_Work instructions_. From the entries that follow, list every line in which the string "projets" appears.

_Entries shown_.
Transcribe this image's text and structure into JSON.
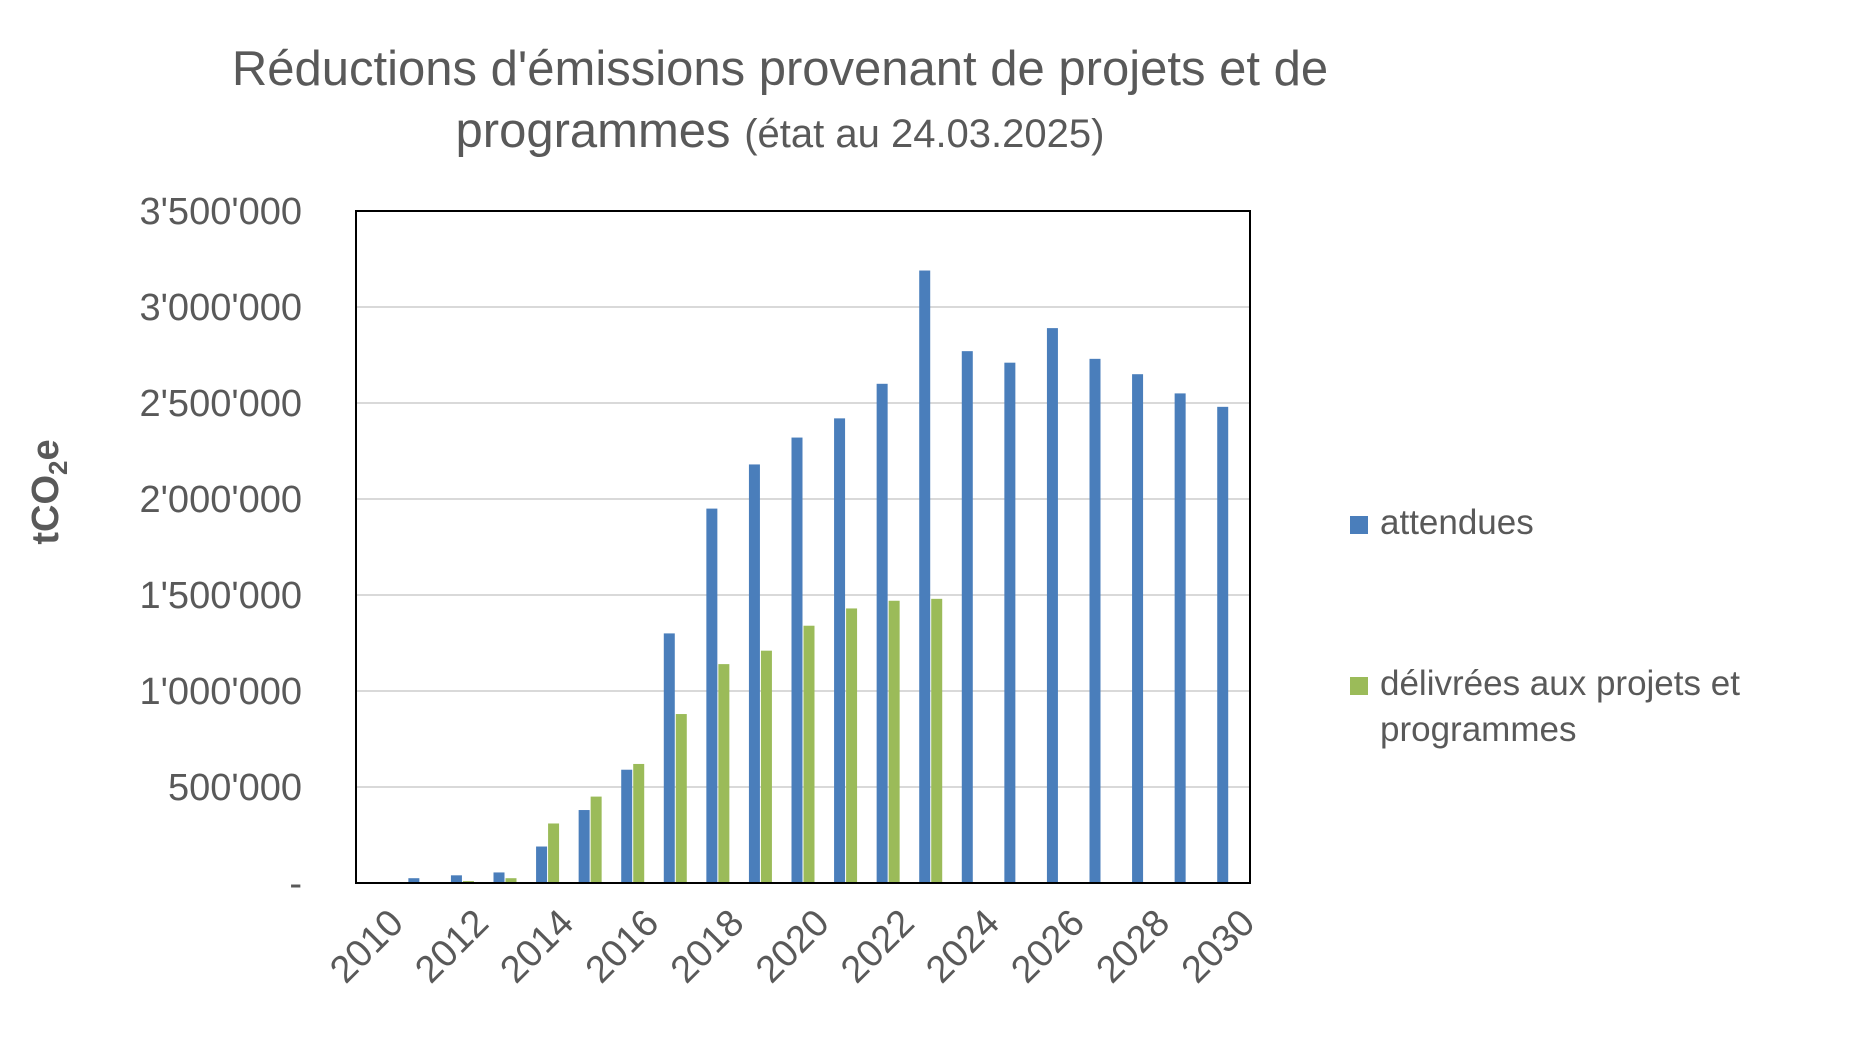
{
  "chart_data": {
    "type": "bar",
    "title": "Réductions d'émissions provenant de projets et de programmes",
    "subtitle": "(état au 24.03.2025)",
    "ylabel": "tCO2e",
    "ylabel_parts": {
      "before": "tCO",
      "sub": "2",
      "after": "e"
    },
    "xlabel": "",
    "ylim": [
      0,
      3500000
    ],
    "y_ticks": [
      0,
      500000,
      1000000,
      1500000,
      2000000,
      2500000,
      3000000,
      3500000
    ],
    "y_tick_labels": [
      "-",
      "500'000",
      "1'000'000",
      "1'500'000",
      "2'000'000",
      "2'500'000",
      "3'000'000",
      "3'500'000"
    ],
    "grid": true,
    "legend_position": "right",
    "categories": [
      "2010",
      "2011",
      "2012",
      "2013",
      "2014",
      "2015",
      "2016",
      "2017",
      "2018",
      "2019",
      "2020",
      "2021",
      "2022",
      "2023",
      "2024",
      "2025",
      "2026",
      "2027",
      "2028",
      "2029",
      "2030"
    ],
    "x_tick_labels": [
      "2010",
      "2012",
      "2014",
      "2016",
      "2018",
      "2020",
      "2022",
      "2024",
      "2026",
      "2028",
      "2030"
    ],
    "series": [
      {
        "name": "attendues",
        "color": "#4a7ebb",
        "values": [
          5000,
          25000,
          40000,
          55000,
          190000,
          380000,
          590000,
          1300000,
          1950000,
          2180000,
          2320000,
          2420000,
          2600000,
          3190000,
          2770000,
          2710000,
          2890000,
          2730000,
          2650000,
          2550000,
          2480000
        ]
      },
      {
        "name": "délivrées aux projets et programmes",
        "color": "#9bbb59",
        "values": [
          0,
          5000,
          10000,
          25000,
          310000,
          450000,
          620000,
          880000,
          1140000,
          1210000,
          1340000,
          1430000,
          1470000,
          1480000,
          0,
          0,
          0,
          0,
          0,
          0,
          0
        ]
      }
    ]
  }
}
==
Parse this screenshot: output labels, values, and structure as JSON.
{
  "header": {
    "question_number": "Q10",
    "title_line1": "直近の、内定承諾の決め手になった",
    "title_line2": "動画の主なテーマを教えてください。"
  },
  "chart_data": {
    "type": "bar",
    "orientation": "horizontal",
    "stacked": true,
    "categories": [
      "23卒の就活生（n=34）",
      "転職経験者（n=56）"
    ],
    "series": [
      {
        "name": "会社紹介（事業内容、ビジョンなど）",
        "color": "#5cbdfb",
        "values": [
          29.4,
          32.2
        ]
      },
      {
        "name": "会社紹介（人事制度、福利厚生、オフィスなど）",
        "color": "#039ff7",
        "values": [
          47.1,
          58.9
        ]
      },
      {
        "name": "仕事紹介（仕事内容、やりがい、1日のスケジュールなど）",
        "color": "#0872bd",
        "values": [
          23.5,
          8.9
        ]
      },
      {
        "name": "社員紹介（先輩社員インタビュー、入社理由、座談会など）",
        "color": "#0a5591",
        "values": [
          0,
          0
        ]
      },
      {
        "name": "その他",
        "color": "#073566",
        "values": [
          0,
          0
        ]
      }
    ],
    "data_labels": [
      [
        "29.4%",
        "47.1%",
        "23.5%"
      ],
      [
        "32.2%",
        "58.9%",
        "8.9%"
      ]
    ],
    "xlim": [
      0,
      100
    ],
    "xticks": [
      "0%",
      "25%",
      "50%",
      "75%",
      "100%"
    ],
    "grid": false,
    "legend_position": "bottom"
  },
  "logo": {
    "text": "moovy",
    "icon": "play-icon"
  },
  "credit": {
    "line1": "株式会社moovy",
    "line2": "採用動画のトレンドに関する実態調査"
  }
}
* * *
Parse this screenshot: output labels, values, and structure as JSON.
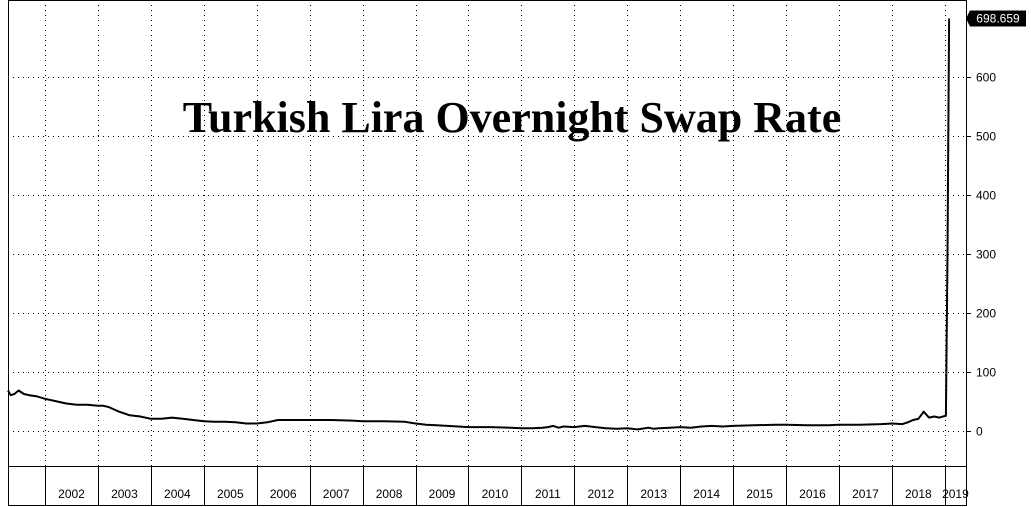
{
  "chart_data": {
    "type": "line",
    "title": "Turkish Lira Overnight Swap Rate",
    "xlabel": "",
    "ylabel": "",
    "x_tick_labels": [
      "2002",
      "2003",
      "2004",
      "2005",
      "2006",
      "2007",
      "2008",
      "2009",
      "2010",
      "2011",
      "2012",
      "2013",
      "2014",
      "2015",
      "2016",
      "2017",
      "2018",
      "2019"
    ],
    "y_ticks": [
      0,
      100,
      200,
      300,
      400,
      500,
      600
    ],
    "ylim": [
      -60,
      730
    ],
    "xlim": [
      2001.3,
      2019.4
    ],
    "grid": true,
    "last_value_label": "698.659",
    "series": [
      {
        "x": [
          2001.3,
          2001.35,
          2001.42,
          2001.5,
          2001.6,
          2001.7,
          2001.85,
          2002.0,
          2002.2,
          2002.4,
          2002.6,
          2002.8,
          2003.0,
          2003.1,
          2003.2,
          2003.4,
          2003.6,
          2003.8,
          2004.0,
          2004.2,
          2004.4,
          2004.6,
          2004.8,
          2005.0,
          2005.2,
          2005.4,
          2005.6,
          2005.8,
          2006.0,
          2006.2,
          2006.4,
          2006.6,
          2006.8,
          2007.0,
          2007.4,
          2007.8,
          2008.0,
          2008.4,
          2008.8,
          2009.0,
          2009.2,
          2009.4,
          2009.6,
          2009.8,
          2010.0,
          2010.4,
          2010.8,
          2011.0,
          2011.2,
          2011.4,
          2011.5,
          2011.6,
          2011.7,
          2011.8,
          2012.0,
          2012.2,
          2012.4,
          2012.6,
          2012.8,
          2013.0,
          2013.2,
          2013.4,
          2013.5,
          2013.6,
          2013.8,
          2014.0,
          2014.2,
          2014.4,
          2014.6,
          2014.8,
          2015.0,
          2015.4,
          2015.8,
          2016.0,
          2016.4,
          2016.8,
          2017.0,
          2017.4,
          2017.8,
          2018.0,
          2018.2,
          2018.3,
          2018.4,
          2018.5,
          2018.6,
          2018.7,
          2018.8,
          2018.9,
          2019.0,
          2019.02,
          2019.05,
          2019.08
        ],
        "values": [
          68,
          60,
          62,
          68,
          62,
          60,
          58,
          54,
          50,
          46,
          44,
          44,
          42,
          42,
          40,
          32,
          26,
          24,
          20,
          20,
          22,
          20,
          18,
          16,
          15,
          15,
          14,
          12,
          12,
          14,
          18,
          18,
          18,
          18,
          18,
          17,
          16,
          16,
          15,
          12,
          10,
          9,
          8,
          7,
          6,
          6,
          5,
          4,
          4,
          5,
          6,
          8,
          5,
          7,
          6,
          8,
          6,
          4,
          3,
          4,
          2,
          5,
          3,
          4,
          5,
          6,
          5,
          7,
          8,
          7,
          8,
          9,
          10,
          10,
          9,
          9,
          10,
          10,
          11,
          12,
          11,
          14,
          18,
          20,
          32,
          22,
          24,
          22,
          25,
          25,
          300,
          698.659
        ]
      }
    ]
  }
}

_Result_.
    "title": "Réductions d'émissions provenant de projets et de programmes",
        "name": "délivrées aux projets et programmes",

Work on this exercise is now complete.